§ **Texte de la page**:
___

C’est du déjà vu dans l’histoire de la gauche autoritaire. Un ancien allié proche du pouvoir qui finit par se faire écarter et mettre hors course par ceux qu’il a appuyé au cours de la lutte révolutionnaire. Ce scénario s’est matérialisé mardi 22 novembre 2022, lorsque le régime nicaraguayen a arrêté le sociologue Oscar-René Vargas, ancien conseiller du président Ortega, devenu par la suite l’une des principales voix critiques du pouvoir en place.

En vue des élections de fin d’année 2021, la stratégie politique du président nicaraguayen est simple et prend effet dès le mois de mai de la même année. Deux partis poli-tiques rivaux sont écartés et la dernière formation politique encore en lice pour se mesurer à Daniel Ortega est exclue au début du mois d’août, laissant la voie libre au couple présidentiel pour une réélection aisée. Le parti Citoyens pour la liberté (CxL) se voit retirer sa personnalité juridique par le Conseil suprême électoral (CSE), lui interdisant de ce fait toute représentation et participation politique à l’élection présidentielle du 7 novembre. L’institution électorale justifie sa décision en se basant sur la loi « de défense des droits du peuple à l’indépendance, à l’autonomie et à l’autodétermination pour la paix ». Au début de l’année 2021, cette loi, dont l’interprétation large est évidente, est promulguée en même temps que deux autres textes portant sur la cybersécurité et le blanchiment d’argent. Dès lors, cet ensemble législatif est utilisé par le pouvoir pour enfermer ou assigner à résidence les opposants au régime.

___

§ **Consigne 1**: D'après le texte sur le Nicaragua, quelle institution a retiré au parti Citoyens pour la liberté sa personnalité juridique ?
§ **Consigne 2**: Transcrivez sans rien changer le passage du texte sur le Nicaragua qui va de « C’est du déjà » jusqu'à « pouvoir en place. » compris.
§ **Consigne 3**: Poursuivez le texte sur le régime nicaraguayen après sa dernière phrase.
Les enregistrements ne servent à rien pour ce travail.

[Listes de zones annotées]

___

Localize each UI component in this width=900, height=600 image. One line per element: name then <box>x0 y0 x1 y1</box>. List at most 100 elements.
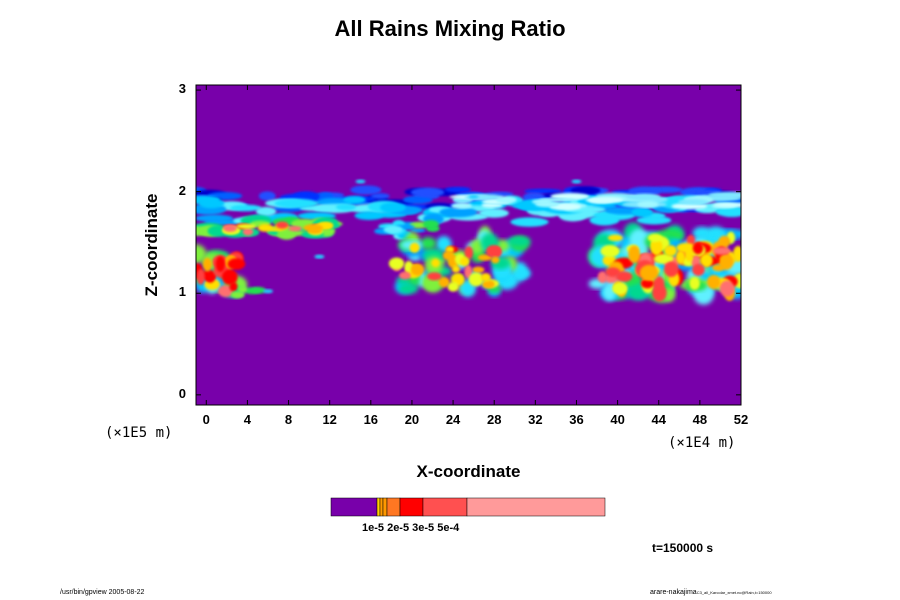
y-tick-label: 1 <box>178 284 186 300</box>
moist-layer-blob <box>230 204 262 212</box>
footer-right-main: arare-nakajima <box>650 589 697 596</box>
rain-cell-blob <box>205 272 216 283</box>
moist-layer-blob <box>258 191 276 201</box>
footer-right-sub: C3_all_Karcolar_xmet.nc@Rain,t=150000 <box>696 590 772 595</box>
rain-cell-blob <box>451 265 460 273</box>
moist-layer-blob <box>379 202 406 213</box>
moist-layer-blob <box>354 211 384 220</box>
rain-cell-blob <box>491 256 500 264</box>
rain-cell-blob <box>410 263 425 276</box>
rain-cell-blob <box>508 236 531 247</box>
chart-title: All Rains Mixing Ratio <box>334 16 566 41</box>
rain-cell-blob <box>650 239 663 256</box>
rain-cell-blob <box>202 257 212 272</box>
x-tick-label: 44 <box>651 412 666 427</box>
moist-layer-blob <box>671 202 708 210</box>
moist-layer-blob <box>570 186 601 195</box>
x-tick-label: 32 <box>528 412 543 427</box>
moist-layer-blob <box>410 187 445 198</box>
rain-cell-blob <box>460 256 470 267</box>
moist-layer-blob <box>275 221 289 229</box>
rain-cell-blob <box>472 266 485 274</box>
moist-layer-blob <box>288 225 302 232</box>
moist-layer-blob <box>198 198 225 209</box>
rain-cell-blob <box>707 274 721 289</box>
rain-cell-blob <box>215 256 226 272</box>
rain-cell-blob <box>227 258 246 270</box>
rain-cell-blob <box>664 261 679 277</box>
x-axis-label: X-coordinate <box>416 462 521 481</box>
rain-cell-blob <box>464 246 473 260</box>
moist-layer-blob <box>539 197 575 202</box>
rain-cell-blob <box>251 286 266 294</box>
footer-left: /usr/bin/gpview 2005-08-22 <box>60 589 145 596</box>
moist-layer-blob <box>242 228 254 236</box>
colorbar-swatch <box>330 497 378 517</box>
rain-cell-blob <box>238 286 248 293</box>
moist-layer-blob <box>444 186 471 193</box>
colorbar-swatch <box>379 497 384 517</box>
rain-cell-blob <box>628 245 641 263</box>
y-tick-label: 2 <box>178 182 186 198</box>
moist-layer-blob <box>277 227 297 240</box>
rain-speck <box>314 254 325 259</box>
rain-cell-blob <box>663 245 678 257</box>
moist-layer-blob <box>631 207 654 218</box>
rain-cell-blob <box>700 253 713 268</box>
moist-layer-blob <box>403 195 433 205</box>
rain-cell-blob <box>438 276 450 288</box>
x-tick-label: 52 <box>733 412 749 427</box>
rain-cell-blob <box>447 281 459 292</box>
rain-cell-blob <box>464 265 473 279</box>
colorbar-swatch <box>386 497 401 517</box>
rain-cell-blob <box>442 250 455 260</box>
colorbar-swatch <box>399 497 424 517</box>
rain-cell-blob <box>712 247 731 255</box>
rain-cell-blob <box>420 237 437 250</box>
rain-cell-blob <box>470 239 484 254</box>
rain-cell-blob <box>692 263 705 276</box>
x-tick-label: 20 <box>404 412 420 427</box>
rain-cell-blob <box>692 226 712 240</box>
rain-cell-blob <box>221 269 238 285</box>
x-tick-label: 36 <box>569 412 584 427</box>
y-tick-label: 0 <box>178 385 186 401</box>
moist-layer-blob <box>535 201 560 208</box>
rain-speck <box>468 194 479 199</box>
rain-cell-blob <box>427 272 442 281</box>
x-tick-label: 40 <box>610 412 625 427</box>
moist-layer-blob <box>383 225 403 234</box>
moist-layer-blob <box>496 196 517 204</box>
rain-cell-blob <box>612 282 628 295</box>
moist-layer-blob <box>274 198 319 209</box>
rain-speck <box>355 179 366 184</box>
footer-right: arare-nakajimaC3_all_Karcolar_xmet.nc@Ra… <box>650 589 772 596</box>
y-axis-label: Z-coordinate <box>142 193 161 297</box>
colorbar-swatch <box>466 497 606 517</box>
rain-cell-blob <box>597 271 608 283</box>
colorbar <box>330 497 606 517</box>
rain-cell-blob <box>712 264 725 272</box>
moist-layer-blob <box>628 186 661 197</box>
moist-layer-blob <box>409 228 426 233</box>
rain-cell-blob <box>480 273 491 282</box>
rain-cell-blob <box>468 272 484 287</box>
axis-ticks <box>196 85 742 405</box>
moist-layer-blob <box>637 200 659 208</box>
x-tick-label: 8 <box>284 412 293 427</box>
moist-layer-blob <box>236 223 257 229</box>
rain-cell-blob <box>491 246 502 258</box>
moist-layer-blob <box>223 224 237 232</box>
rain-cell-blob <box>388 257 405 270</box>
moist-layer-blob <box>350 185 382 195</box>
rain-speck <box>262 289 273 294</box>
moist-layer-blob <box>307 228 322 235</box>
rain-cell-blob <box>605 267 621 278</box>
x-tick-label: 48 <box>692 412 708 427</box>
rain-cell-blob <box>398 283 419 294</box>
rain-cell-blob <box>607 234 623 242</box>
x-tick-label: 12 <box>322 412 337 427</box>
moist-layer-blob <box>636 215 672 225</box>
rain-cell-blob <box>647 233 663 243</box>
rain-field <box>196 179 741 305</box>
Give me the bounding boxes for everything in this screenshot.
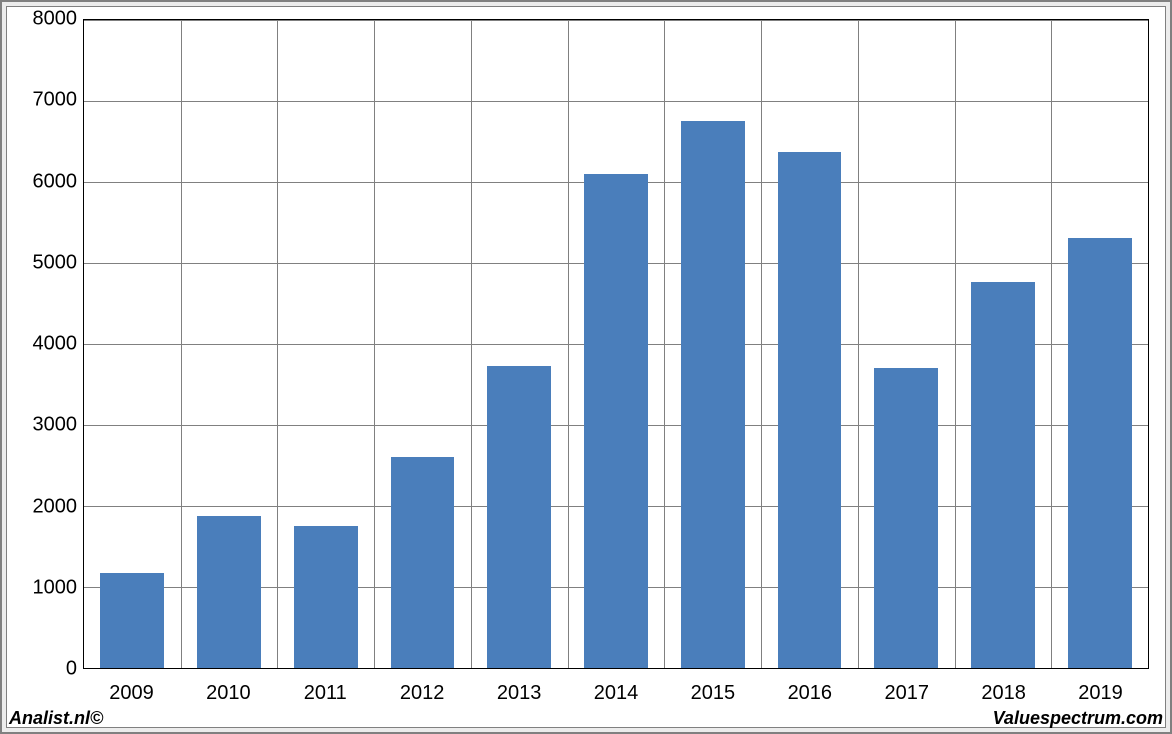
bar [487,366,551,668]
footer-credit-left: Analist.nl© [9,708,103,729]
y-tick-label: 8000 [17,8,77,31]
y-tick-label: 4000 [17,333,77,356]
y-tick-label: 1000 [17,576,77,599]
gridline-vertical [858,20,859,668]
x-tick-label: 2012 [400,682,445,705]
gridline-vertical [664,20,665,668]
bar [294,526,358,668]
y-tick-label: 6000 [17,170,77,193]
gridline-vertical [374,20,375,668]
x-tick-label: 2017 [884,682,929,705]
footer-credit-right: Valuespectrum.com [993,708,1163,729]
x-tick-label: 2016 [788,682,833,705]
x-axis: 2009 2010 2011 2012 2013 2014 2015 2016 2017 2018… [83,675,1149,705]
y-axis: 010002000300040005000600070008000 [7,19,83,669]
x-tick-label: 2013 [497,682,542,705]
x-tick-label: 2010 [206,682,251,705]
bar [584,174,648,668]
bar [197,516,261,668]
y-tick-label: 5000 [17,251,77,274]
plot-area [83,19,1149,669]
chart-outer-frame: 010002000300040005000600070008000 200920… [0,0,1172,734]
x-tick-label: 2015 [691,682,736,705]
gridline-vertical [761,20,762,668]
bar [778,152,842,668]
x-tick-label: 2019 [1078,682,1123,705]
bar [391,457,455,668]
y-tick-label: 7000 [17,89,77,112]
gridline-vertical [1051,20,1052,668]
gridline-vertical [955,20,956,668]
bar [971,282,1035,668]
y-tick-label: 0 [17,658,77,681]
y-tick-label: 2000 [17,495,77,518]
x-tick-label: 2014 [594,682,639,705]
bar [1068,238,1132,668]
bar [681,121,745,668]
gridline-vertical [568,20,569,668]
gridline-horizontal [84,20,1148,21]
gridline-vertical [277,20,278,668]
gridline-horizontal [84,101,1148,102]
bar [100,573,164,668]
chart-inner-frame: 010002000300040005000600070008000 200920… [6,6,1166,728]
x-tick-label: 2018 [981,682,1026,705]
bar [874,368,938,668]
gridline-vertical [181,20,182,668]
gridline-vertical [471,20,472,668]
y-tick-label: 3000 [17,414,77,437]
x-tick-label: 2011 [304,682,347,705]
x-tick-label: 2009 [109,682,154,705]
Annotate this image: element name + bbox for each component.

___

§ **Réponse 1**: Le Conseil suprême électoral (CSE).

§ **Réponse 2**:
C’est du déjà vu dans l’histoire de la gauche autoritaire. Un ancien allié proche du pouvoir qui finit par se faire écarter et mettre hors course par ceux qu’il a appuyé au cours de la lutte révolutionnaire. Ce scénario s’est matérialisé mardi 22 novembre 2022, lorsque le régime nicaraguayen a arrêté le sociologue Oscar-René Vargas, ancien conseiller du président Ortega, devenu par la suite l’une des principales voix critiques du pouvoir en place.

§ **Réponse 3**:
À la fin de l’été 2021, ils sont une quarantaine à subir des actes directs d’intimidation à travers des perquisitions à domicile et des arrestations arbitraires, dans le but de les empêcher de se présenter à l’élection. Parmi eux, septs candidats inscrits sur les listes électorales pour la prochaine échéance présidentielle. En tête de liste, Cristiana Chamorro, fille de l’ex-présidente Violeta Chamorro qui avait battu le Front sandiniste de libération nationale (FSLN) de Daniel Ortega en 1990 à la tête de l’Union nationale d’opposition (UNO). Depuis le printemps 2021, le gouvernement sandiniste les accuse de blanchiment d’argent ou même de trahison en vertu des lois adoptées au cours des mois précédents. Ce renforcement autoritaire aboutit, au mois de mars 2022, à la condamnation de Christiana Chamorro à huit ans de prison. Le mois suivant, le gouvernement interdit les activités de 25 organisations non gouvernementales, atteignant un total de 87 depuis décembre 2018.

Cette stratégie prouve son efficacité avec des résultats finaux sans appel. Le président sortant obtient 75,92% des voix et le candidat du parti libéral constitutionnaliste (PLC), Walter Martínez, sort du jeu avec seulement 14,4% des votes. Cependant, alors que le Conseil Suprême Électoral estime la participation des électeurs à 65,34%, l’observatoire multidisciplinaire indépendant du pays « Urnas Abiertas », descend ce chiffre à 18,5%.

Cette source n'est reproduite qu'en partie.